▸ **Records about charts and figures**
========================
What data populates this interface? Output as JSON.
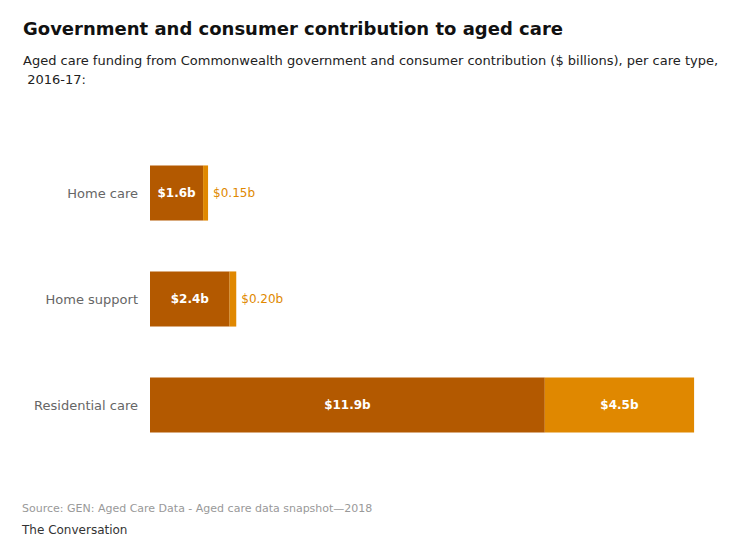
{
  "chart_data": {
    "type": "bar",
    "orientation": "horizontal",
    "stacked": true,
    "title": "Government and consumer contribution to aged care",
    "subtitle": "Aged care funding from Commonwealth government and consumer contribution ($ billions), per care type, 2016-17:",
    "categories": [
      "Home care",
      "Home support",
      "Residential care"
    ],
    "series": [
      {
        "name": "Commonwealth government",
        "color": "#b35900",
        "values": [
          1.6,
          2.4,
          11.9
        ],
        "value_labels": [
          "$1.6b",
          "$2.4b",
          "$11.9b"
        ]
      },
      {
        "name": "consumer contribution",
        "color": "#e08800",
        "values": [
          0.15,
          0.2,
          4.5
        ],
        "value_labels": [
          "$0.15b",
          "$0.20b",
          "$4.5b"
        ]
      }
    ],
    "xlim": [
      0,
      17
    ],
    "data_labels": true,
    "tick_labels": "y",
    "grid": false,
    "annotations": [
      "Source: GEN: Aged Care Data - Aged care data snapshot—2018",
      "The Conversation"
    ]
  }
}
========================
▸ **Prompt**
Filter the records above for "Commonwealth" and copy every matching line.

▸ **The result**
    "subtitle": "Aged care funding from Commonwealth government and consumer contribution ($ billions), per care type, 2016-17:",
        "name": "Commonwealth government",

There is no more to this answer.